» **SET TASK**: Transcribe all of the material exactly. Any picture in it should be left out.

(begin)

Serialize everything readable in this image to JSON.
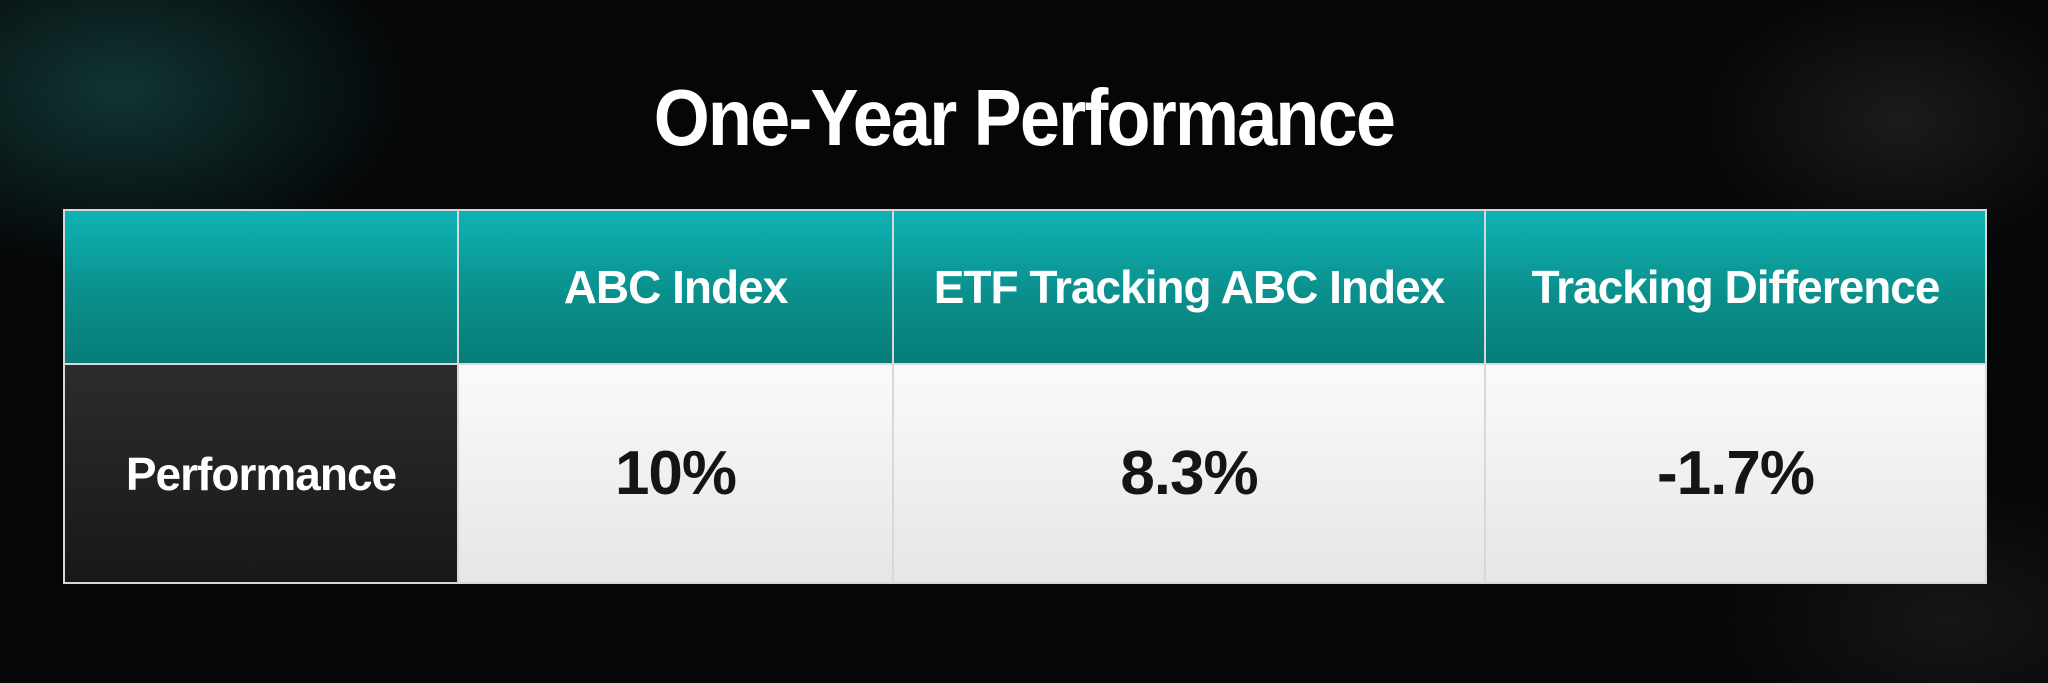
{
  "title": "One-Year Performance",
  "table": {
    "columns": [
      "ABC Index",
      "ETF Tracking ABC Index",
      "Tracking Difference"
    ],
    "rows": [
      {
        "label": "Performance",
        "cells": [
          "10%",
          "8.3%",
          "-1.7%"
        ]
      }
    ]
  }
}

(end)

» **EXERCISE SOLUTION**:
Serialize everything readable in this image to JSON.
{
  "title": "One-Year Performance",
  "table": {
    "columns": [
      "ABC Index",
      "ETF Tracking ABC Index",
      "Tracking Difference"
    ],
    "rows": [
      {
        "label": "Performance",
        "cells": [
          "10%",
          "8.3%",
          "-1.7%"
        ]
      }
    ]
  }
}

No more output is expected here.